=== Problem to solve ===
Locate the word "What" in the material, then show every line that holds it.

start Records for this exercise

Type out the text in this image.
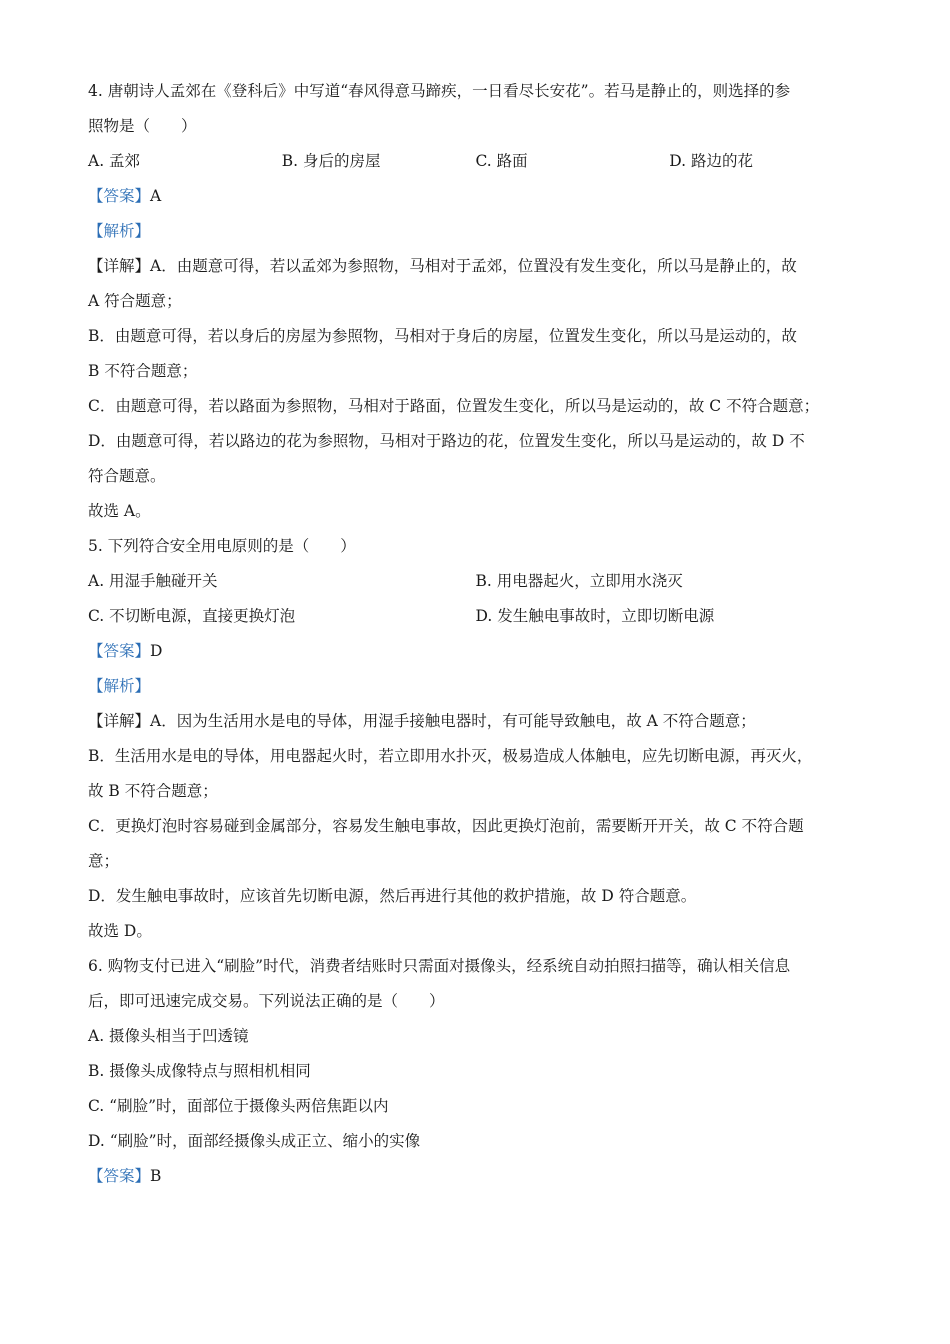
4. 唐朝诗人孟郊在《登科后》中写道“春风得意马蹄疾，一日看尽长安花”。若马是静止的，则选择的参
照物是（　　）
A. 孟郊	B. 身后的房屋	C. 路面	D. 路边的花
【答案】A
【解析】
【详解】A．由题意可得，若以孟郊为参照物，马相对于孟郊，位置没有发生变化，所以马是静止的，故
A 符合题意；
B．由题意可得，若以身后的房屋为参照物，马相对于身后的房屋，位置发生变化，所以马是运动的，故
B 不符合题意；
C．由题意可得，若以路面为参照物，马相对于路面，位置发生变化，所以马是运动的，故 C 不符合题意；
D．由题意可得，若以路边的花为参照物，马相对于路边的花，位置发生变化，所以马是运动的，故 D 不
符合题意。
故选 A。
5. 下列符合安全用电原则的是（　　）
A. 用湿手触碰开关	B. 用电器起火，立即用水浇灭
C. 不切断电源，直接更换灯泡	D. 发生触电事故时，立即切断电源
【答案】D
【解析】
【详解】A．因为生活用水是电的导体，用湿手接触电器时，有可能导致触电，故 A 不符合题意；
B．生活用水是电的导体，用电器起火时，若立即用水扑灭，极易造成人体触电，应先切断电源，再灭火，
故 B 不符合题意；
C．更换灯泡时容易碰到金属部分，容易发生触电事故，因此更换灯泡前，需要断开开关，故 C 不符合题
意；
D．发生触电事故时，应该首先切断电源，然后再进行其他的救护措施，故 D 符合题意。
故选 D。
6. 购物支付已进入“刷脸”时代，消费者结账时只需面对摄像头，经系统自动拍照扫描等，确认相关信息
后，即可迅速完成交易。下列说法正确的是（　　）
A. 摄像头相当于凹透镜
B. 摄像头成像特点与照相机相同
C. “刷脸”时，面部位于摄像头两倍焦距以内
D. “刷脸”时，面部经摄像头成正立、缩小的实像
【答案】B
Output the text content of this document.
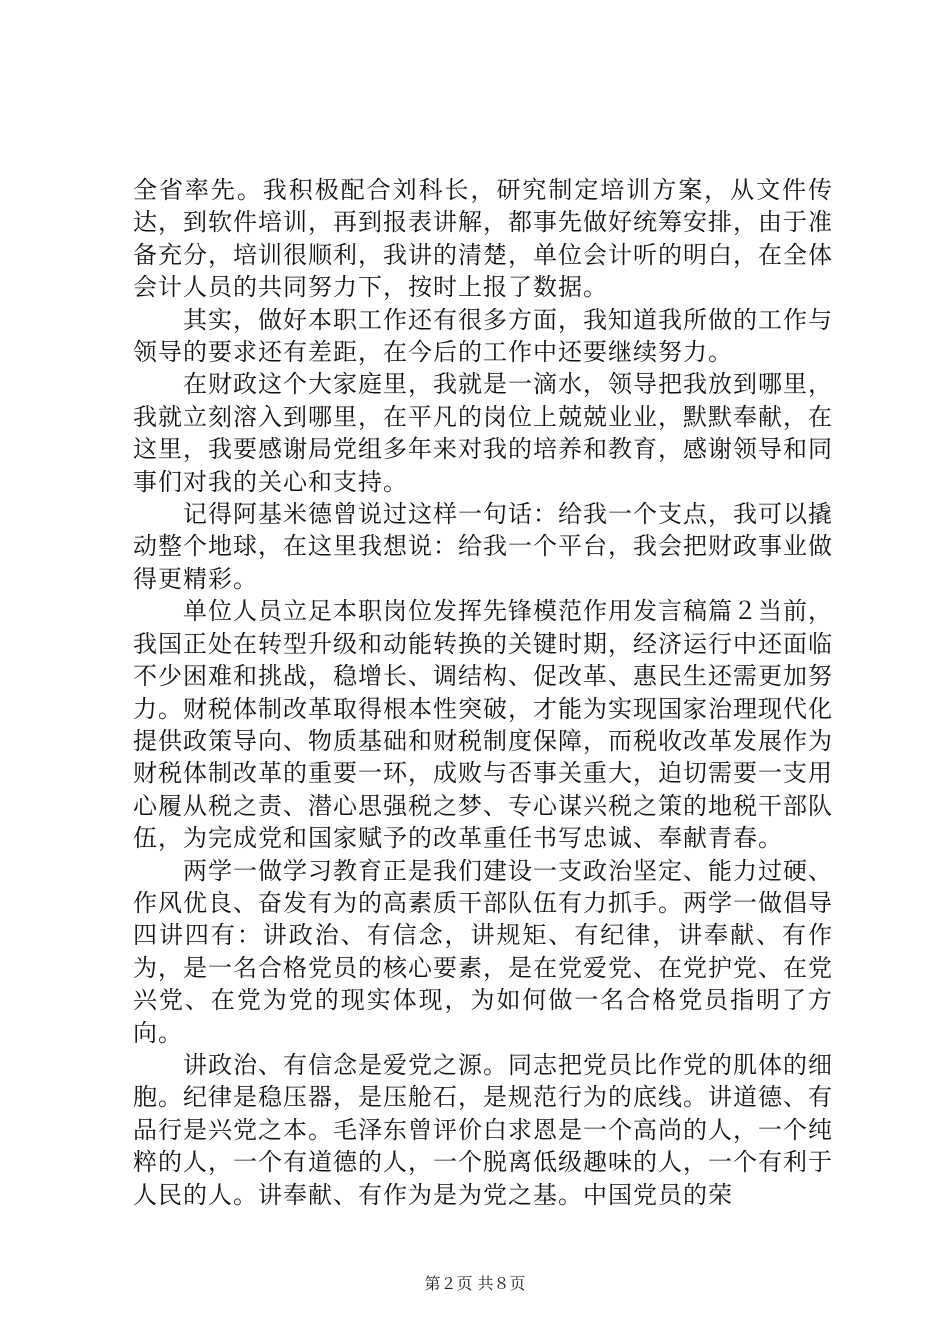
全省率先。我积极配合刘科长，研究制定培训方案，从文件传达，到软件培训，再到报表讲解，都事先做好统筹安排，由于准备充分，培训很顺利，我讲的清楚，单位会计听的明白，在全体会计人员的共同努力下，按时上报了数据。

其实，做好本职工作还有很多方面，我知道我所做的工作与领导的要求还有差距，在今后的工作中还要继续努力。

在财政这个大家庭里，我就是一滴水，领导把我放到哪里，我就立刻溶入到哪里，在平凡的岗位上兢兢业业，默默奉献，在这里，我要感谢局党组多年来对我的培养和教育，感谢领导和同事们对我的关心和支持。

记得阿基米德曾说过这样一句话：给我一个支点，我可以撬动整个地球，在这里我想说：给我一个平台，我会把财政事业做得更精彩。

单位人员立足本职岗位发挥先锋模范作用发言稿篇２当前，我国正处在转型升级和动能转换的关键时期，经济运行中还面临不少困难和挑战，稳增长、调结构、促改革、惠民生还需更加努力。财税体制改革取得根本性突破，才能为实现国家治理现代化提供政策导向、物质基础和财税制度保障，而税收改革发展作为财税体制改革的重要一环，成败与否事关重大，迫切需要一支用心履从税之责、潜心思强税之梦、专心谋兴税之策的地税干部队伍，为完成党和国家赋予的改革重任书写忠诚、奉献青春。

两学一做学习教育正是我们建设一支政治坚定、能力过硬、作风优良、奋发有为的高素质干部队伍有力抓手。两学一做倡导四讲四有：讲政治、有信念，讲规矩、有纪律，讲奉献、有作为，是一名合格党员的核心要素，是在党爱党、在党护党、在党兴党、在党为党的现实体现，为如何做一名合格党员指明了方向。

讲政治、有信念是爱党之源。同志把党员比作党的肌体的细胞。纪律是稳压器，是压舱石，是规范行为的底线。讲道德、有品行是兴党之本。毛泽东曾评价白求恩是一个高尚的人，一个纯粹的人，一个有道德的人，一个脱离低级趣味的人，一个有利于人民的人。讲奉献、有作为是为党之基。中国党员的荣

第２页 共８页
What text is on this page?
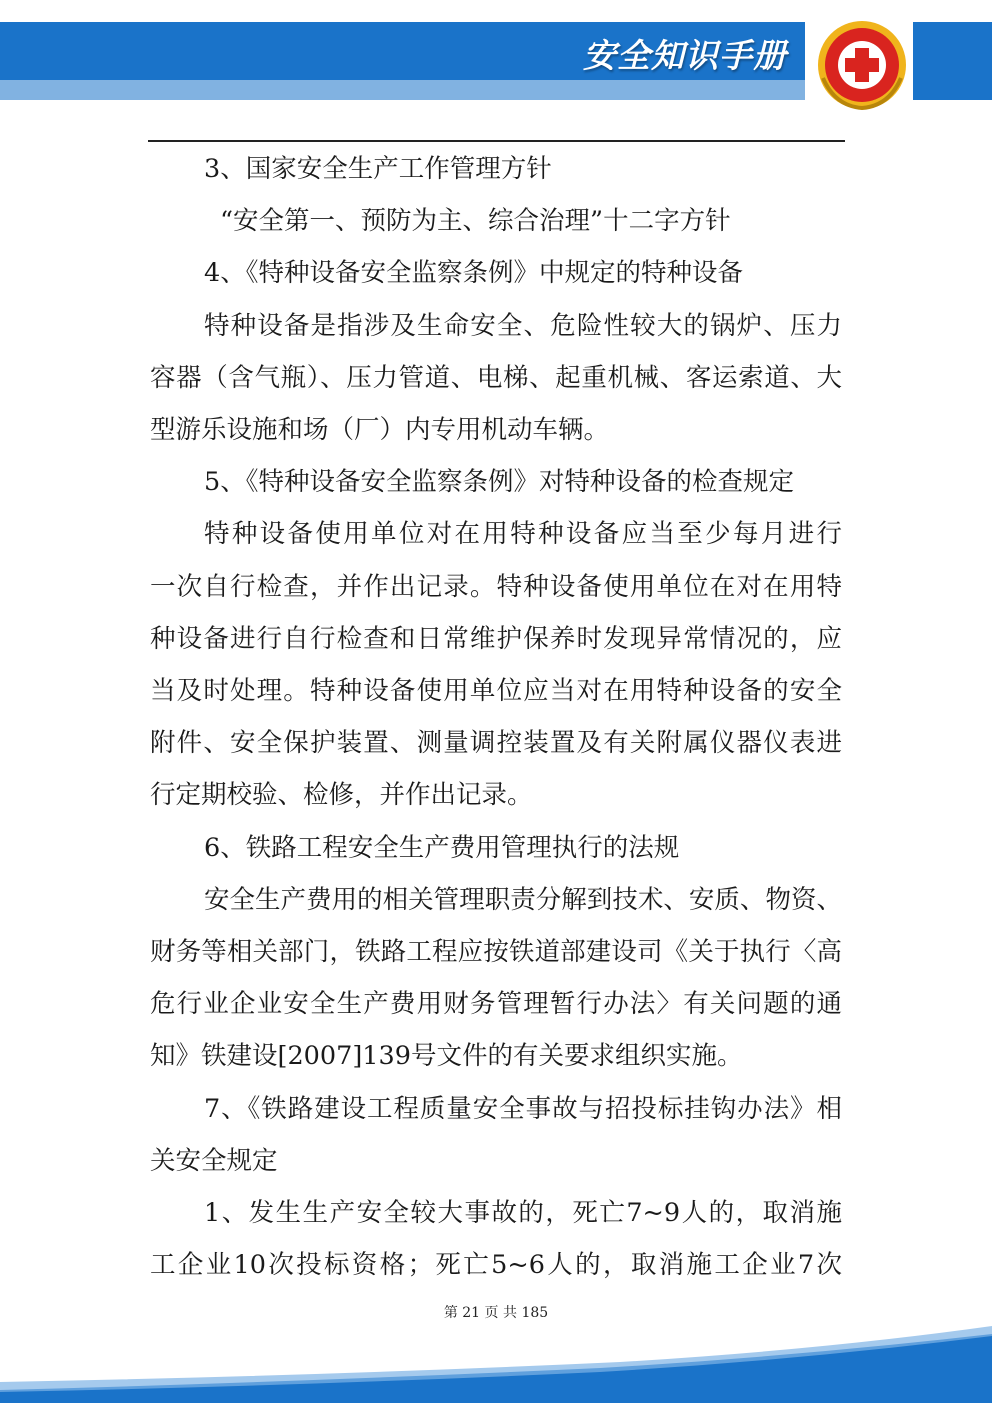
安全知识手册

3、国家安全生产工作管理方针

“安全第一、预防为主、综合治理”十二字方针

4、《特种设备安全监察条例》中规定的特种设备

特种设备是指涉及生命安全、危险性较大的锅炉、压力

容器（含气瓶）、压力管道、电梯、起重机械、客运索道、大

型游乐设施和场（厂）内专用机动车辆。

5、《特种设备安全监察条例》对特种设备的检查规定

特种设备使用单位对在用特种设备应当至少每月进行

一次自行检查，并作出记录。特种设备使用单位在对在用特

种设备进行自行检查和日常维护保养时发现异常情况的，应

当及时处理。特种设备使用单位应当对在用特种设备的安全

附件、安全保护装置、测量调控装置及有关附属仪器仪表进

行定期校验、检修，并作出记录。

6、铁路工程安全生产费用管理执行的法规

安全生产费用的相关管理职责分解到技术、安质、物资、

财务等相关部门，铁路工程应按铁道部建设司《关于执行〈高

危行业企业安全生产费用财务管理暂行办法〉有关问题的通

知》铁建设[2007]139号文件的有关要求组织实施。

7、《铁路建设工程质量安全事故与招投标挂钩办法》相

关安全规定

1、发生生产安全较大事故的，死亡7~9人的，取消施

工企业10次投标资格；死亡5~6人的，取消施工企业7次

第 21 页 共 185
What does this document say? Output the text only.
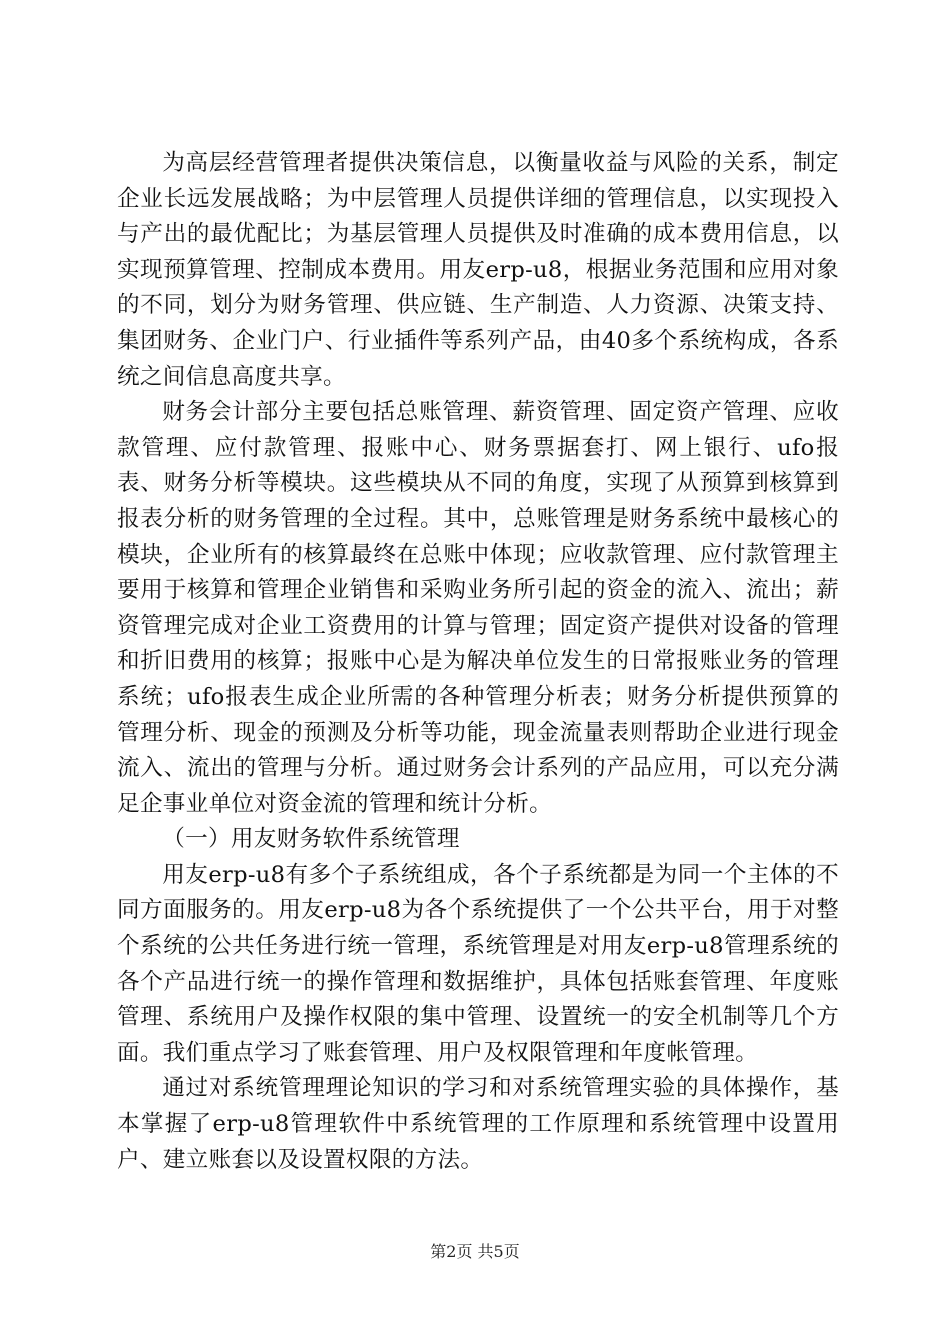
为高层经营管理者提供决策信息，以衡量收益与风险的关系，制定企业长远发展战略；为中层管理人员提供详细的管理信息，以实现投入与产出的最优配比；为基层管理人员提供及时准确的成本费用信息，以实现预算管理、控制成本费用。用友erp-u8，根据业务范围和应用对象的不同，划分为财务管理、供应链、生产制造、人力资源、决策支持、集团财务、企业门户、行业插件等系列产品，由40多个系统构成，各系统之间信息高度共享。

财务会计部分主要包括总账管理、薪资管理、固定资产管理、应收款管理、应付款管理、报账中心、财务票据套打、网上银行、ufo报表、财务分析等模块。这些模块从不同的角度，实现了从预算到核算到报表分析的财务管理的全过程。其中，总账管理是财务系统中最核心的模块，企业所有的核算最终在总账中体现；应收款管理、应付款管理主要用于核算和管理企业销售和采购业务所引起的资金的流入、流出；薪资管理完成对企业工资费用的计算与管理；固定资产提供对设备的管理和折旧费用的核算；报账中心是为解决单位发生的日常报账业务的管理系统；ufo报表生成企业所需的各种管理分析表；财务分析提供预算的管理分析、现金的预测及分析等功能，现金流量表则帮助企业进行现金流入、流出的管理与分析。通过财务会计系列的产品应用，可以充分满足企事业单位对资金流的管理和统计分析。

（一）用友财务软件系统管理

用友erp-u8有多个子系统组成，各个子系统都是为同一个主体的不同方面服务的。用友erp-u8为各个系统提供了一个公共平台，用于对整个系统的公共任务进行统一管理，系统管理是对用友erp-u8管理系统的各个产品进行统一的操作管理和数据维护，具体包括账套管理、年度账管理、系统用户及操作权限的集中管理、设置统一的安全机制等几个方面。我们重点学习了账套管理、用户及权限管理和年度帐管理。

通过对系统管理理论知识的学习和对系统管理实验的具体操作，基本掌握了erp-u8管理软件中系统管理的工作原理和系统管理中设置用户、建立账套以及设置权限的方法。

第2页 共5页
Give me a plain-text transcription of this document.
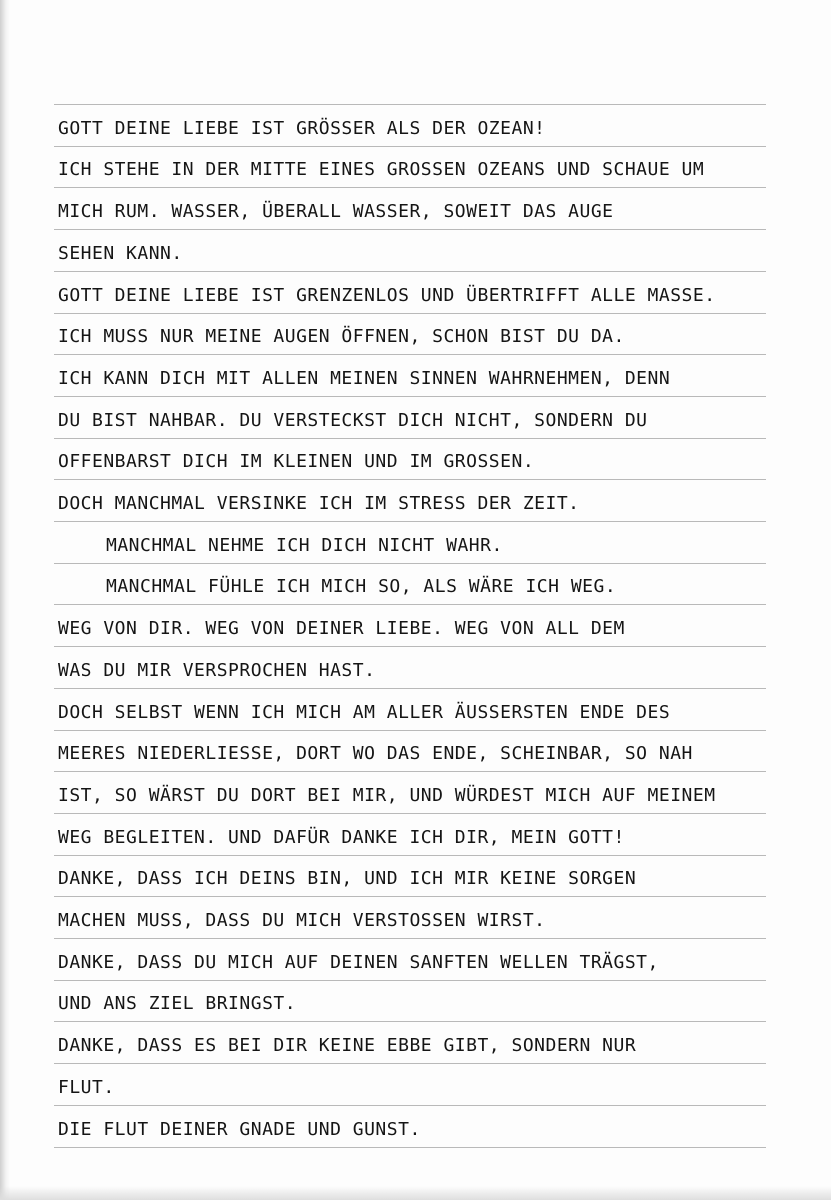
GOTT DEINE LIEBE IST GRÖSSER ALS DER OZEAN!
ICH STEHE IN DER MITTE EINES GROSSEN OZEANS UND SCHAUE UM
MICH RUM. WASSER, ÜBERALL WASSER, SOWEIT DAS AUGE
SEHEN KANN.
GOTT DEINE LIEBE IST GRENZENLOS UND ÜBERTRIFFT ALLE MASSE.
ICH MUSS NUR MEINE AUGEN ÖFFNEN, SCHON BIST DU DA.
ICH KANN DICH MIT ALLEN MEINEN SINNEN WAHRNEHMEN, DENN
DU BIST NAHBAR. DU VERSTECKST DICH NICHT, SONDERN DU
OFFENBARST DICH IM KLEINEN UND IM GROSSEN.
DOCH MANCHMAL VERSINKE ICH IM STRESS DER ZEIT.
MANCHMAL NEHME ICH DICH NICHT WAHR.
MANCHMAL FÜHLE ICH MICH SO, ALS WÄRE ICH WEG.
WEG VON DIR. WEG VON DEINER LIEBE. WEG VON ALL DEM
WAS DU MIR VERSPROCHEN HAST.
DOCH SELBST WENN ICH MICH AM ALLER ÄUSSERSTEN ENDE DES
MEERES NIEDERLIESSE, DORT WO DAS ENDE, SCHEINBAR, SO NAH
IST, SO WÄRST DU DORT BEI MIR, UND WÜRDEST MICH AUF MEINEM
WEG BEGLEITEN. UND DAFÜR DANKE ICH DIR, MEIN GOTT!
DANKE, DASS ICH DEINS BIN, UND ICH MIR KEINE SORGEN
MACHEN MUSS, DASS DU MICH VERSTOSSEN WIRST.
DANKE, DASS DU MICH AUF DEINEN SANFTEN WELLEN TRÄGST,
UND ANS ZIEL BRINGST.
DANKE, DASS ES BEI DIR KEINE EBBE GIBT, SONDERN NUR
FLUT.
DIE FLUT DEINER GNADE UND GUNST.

end Records for this exercise

=== Answer to the task ===
What text is on this page?
What does this document say? Output the text only.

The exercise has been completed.